## The request
Using the data below, repeat all of it precisely.
** Begin Items **
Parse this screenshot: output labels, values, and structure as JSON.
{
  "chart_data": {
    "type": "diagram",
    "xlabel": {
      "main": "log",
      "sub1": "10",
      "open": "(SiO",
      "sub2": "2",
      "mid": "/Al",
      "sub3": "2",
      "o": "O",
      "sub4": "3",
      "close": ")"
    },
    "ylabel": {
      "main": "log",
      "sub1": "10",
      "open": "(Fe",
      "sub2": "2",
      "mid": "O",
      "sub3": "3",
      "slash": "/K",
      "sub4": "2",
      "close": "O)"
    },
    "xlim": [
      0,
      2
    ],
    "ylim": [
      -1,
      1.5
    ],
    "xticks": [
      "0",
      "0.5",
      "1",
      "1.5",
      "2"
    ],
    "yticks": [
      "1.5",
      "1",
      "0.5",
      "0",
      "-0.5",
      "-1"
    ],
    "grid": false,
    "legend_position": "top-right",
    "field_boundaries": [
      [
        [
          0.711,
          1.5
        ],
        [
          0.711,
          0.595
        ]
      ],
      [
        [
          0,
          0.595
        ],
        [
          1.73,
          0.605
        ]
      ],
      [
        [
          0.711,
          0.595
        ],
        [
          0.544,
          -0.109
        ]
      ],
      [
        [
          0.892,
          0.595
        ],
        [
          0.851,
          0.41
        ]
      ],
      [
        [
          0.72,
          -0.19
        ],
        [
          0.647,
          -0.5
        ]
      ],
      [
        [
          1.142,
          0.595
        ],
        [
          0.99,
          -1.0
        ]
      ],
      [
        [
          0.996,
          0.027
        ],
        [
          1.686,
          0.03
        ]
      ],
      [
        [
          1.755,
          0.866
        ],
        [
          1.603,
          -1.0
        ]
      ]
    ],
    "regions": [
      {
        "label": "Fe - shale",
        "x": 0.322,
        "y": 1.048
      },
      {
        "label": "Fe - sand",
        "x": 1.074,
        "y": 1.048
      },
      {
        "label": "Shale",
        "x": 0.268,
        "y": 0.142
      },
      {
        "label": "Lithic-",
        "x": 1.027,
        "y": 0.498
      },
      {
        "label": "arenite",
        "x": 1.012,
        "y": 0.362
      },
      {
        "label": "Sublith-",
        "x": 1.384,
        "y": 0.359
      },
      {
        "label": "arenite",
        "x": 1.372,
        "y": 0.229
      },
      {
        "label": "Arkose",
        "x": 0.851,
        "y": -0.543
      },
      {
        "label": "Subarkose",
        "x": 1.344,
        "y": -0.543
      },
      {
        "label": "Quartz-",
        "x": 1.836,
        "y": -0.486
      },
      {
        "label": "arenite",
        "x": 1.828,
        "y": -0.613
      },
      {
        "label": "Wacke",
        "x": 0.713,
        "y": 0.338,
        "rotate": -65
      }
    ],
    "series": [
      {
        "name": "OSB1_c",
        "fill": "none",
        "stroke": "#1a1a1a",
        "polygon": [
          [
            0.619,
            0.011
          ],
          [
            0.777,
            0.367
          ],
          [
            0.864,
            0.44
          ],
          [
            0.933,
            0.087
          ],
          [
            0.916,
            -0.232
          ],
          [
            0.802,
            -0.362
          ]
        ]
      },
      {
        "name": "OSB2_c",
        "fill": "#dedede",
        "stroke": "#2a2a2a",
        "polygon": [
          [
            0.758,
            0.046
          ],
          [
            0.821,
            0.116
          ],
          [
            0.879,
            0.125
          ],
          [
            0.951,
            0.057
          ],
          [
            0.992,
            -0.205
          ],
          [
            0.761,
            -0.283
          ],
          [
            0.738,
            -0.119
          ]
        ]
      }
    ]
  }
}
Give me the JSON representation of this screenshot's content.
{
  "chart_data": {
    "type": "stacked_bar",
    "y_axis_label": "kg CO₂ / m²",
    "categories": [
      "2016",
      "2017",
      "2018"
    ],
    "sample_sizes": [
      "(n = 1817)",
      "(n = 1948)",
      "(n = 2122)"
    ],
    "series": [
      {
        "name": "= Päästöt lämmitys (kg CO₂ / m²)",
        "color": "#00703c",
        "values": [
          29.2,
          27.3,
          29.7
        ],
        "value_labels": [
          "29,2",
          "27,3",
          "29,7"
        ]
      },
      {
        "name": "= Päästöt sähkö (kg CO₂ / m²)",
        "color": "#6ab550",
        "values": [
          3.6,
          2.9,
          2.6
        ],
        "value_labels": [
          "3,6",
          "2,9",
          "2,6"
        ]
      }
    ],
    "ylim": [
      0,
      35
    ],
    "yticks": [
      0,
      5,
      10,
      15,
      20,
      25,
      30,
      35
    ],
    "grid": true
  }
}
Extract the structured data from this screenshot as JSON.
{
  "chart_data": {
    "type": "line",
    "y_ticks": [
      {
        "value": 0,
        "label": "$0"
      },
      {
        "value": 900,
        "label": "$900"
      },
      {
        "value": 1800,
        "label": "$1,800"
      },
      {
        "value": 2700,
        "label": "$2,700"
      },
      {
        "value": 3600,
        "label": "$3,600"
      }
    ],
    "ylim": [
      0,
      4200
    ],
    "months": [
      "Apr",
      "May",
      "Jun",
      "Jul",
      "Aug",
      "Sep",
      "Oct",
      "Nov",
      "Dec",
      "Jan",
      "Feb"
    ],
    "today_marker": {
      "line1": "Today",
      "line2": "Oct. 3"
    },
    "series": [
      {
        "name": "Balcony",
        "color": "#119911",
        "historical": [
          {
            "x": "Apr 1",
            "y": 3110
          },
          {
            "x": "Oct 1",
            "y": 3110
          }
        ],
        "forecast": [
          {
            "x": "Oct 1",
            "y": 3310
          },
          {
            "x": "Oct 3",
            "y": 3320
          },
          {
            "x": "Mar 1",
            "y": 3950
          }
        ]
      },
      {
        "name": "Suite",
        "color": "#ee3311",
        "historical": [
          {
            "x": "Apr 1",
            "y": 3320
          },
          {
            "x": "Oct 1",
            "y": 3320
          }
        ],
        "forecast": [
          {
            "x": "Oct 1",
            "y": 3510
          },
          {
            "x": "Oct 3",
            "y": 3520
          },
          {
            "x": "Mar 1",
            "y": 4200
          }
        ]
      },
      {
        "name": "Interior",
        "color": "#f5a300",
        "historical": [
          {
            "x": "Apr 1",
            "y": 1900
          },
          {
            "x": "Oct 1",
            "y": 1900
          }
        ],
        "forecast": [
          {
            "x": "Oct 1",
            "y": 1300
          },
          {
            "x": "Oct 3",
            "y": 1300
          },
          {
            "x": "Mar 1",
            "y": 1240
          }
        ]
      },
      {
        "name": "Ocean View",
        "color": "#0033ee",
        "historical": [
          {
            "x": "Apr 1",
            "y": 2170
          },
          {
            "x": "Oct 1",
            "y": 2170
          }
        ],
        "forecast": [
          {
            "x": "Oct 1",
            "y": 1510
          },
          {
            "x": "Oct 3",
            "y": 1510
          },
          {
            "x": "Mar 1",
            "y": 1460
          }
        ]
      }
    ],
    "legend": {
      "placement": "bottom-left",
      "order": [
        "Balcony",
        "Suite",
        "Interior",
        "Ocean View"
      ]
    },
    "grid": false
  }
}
** End Items **
## Response
Parse this screenshot: output labels, values, and structure as JSON.
{
  "chart_data": {
    "type": "diagram",
    "xlabel": {
      "main": "log",
      "sub1": "10",
      "open": "(SiO",
      "sub2": "2",
      "mid": "/Al",
      "sub3": "2",
      "o": "O",
      "sub4": "3",
      "close": ")"
    },
    "ylabel": {
      "main": "log",
      "sub1": "10",
      "open": "(Fe",
      "sub2": "2",
      "mid": "O",
      "sub3": "3",
      "slash": "/K",
      "sub4": "2",
      "close": "O)"
    },
    "xlim": [
      0,
      2
    ],
    "ylim": [
      -1,
      1.5
    ],
    "xticks": [
      "0",
      "0.5",
      "1",
      "1.5",
      "2"
    ],
    "yticks": [
      "1.5",
      "1",
      "0.5",
      "0",
      "-0.5",
      "-1"
    ],
    "grid": false,
    "legend_position": "top-right",
    "field_boundaries": [
      [
        [
          0.711,
          1.5
        ],
        [
          0.711,
          0.595
        ]
      ],
      [
        [
          0,
          0.595
        ],
        [
          1.73,
          0.605
        ]
      ],
      [
        [
          0.711,
          0.595
        ],
        [
          0.544,
          -0.109
        ]
      ],
      [
        [
          0.892,
          0.595
        ],
        [
          0.851,
          0.41
        ]
      ],
      [
        [
          0.72,
          -0.19
        ],
        [
          0.647,
          -0.5
        ]
      ],
      [
        [
          1.142,
          0.595
        ],
        [
          0.99,
          -1.0
        ]
      ],
      [
        [
          0.996,
          0.027
        ],
        [
          1.686,
          0.03
        ]
      ],
      [
        [
          1.755,
          0.866
        ],
        [
          1.603,
          -1.0
        ]
      ]
    ],
    "regions": [
      {
        "label": "Fe - shale",
        "x": 0.322,
        "y": 1.048
      },
      {
        "label": "Fe - sand",
        "x": 1.074,
        "y": 1.048
      },
      {
        "label": "Shale",
        "x": 0.268,
        "y": 0.142
      },
      {
        "label": "Lithic-",
        "x": 1.027,
        "y": 0.498
      },
      {
        "label": "arenite",
        "x": 1.012,
        "y": 0.362
      },
      {
        "label": "Sublith-",
        "x": 1.384,
        "y": 0.359
      },
      {
        "label": "arenite",
        "x": 1.372,
        "y": 0.229
      },
      {
        "label": "Arkose",
        "x": 0.851,
        "y": -0.543
      },
      {
        "label": "Subarkose",
        "x": 1.344,
        "y": -0.543
      },
      {
        "label": "Quartz-",
        "x": 1.836,
        "y": -0.486
      },
      {
        "label": "arenite",
        "x": 1.828,
        "y": -0.613
      },
      {
        "label": "Wacke",
        "x": 0.713,
        "y": 0.338,
        "rotate": -65
      }
    ],
    "series": [
      {
        "name": "OSB1_c",
        "fill": "none",
        "stroke": "#1a1a1a",
        "polygon": [
          [
            0.619,
            0.011
          ],
          [
            0.777,
            0.367
          ],
          [
            0.864,
            0.44
          ],
          [
            0.933,
            0.087
          ],
          [
            0.916,
            -0.232
          ],
          [
            0.802,
            -0.362
          ]
        ]
      },
      {
        "name": "OSB2_c",
        "fill": "#dedede",
        "stroke": "#2a2a2a",
        "polygon": [
          [
            0.758,
            0.046
          ],
          [
            0.821,
            0.116
          ],
          [
            0.879,
            0.125
          ],
          [
            0.951,
            0.057
          ],
          [
            0.992,
            -0.205
          ],
          [
            0.761,
            -0.283
          ],
          [
            0.738,
            -0.119
          ]
        ]
      }
    ]
  }
}
Give me the JSON representation of this screenshot's content.
{
  "chart_data": {
    "type": "stacked_bar",
    "y_axis_label": "kg CO₂ / m²",
    "categories": [
      "2016",
      "2017",
      "2018"
    ],
    "sample_sizes": [
      "(n = 1817)",
      "(n = 1948)",
      "(n = 2122)"
    ],
    "series": [
      {
        "name": "= Päästöt lämmitys (kg CO₂ / m²)",
        "color": "#00703c",
        "values": [
          29.2,
          27.3,
          29.7
        ],
        "value_labels": [
          "29,2",
          "27,3",
          "29,7"
        ]
      },
      {
        "name": "= Päästöt sähkö (kg CO₂ / m²)",
        "color": "#6ab550",
        "values": [
          3.6,
          2.9,
          2.6
        ],
        "value_labels": [
          "3,6",
          "2,9",
          "2,6"
        ]
      }
    ],
    "ylim": [
      0,
      35
    ],
    "yticks": [
      0,
      5,
      10,
      15,
      20,
      25,
      30,
      35
    ],
    "grid": true
  }
}
Extract the structured data from this screenshot as JSON.
{
  "chart_data": {
    "type": "line",
    "y_ticks": [
      {
        "value": 0,
        "label": "$0"
      },
      {
        "value": 900,
        "label": "$900"
      },
      {
        "value": 1800,
        "label": "$1,800"
      },
      {
        "value": 2700,
        "label": "$2,700"
      },
      {
        "value": 3600,
        "label": "$3,600"
      }
    ],
    "ylim": [
      0,
      4200
    ],
    "months": [
      "Apr",
      "May",
      "Jun",
      "Jul",
      "Aug",
      "Sep",
      "Oct",
      "Nov",
      "Dec",
      "Jan",
      "Feb"
    ],
    "today_marker": {
      "line1": "Today",
      "line2": "Oct. 3"
    },
    "series": [
      {
        "name": "Balcony",
        "color": "#119911",
        "historical": [
          {
            "x": "Apr 1",
            "y": 3110
          },
          {
            "x": "Oct 1",
            "y": 3110
          }
        ],
        "forecast": [
          {
            "x": "Oct 1",
            "y": 3310
          },
          {
            "x": "Oct 3",
            "y": 3320
          },
          {
            "x": "Mar 1",
            "y": 3950
          }
        ]
      },
      {
        "name": "Suite",
        "color": "#ee3311",
        "historical": [
          {
            "x": "Apr 1",
            "y": 3320
          },
          {
            "x": "Oct 1",
            "y": 3320
          }
        ],
        "forecast": [
          {
            "x": "Oct 1",
            "y": 3510
          },
          {
            "x": "Oct 3",
            "y": 3520
          },
          {
            "x": "Mar 1",
            "y": 4200
          }
        ]
      },
      {
        "name": "Interior",
        "color": "#f5a300",
        "historical": [
          {
            "x": "Apr 1",
            "y": 1900
          },
          {
            "x": "Oct 1",
            "y": 1900
          }
        ],
        "forecast": [
          {
            "x": "Oct 1",
            "y": 1300
          },
          {
            "x": "Oct 3",
            "y": 1300
          },
          {
            "x": "Mar 1",
            "y": 1240
          }
        ]
      },
      {
        "name": "Ocean View",
        "color": "#0033ee",
        "historical": [
          {
            "x": "Apr 1",
            "y": 2170
          },
          {
            "x": "Oct 1",
            "y": 2170
          }
        ],
        "forecast": [
          {
            "x": "Oct 1",
            "y": 1510
          },
          {
            "x": "Oct 3",
            "y": 1510
          },
          {
            "x": "Mar 1",
            "y": 1460
          }
        ]
      }
    ],
    "legend": {
      "placement": "bottom-left",
      "order": [
        "Balcony",
        "Suite",
        "Interior",
        "Ocean View"
      ]
    },
    "grid": false
  }
}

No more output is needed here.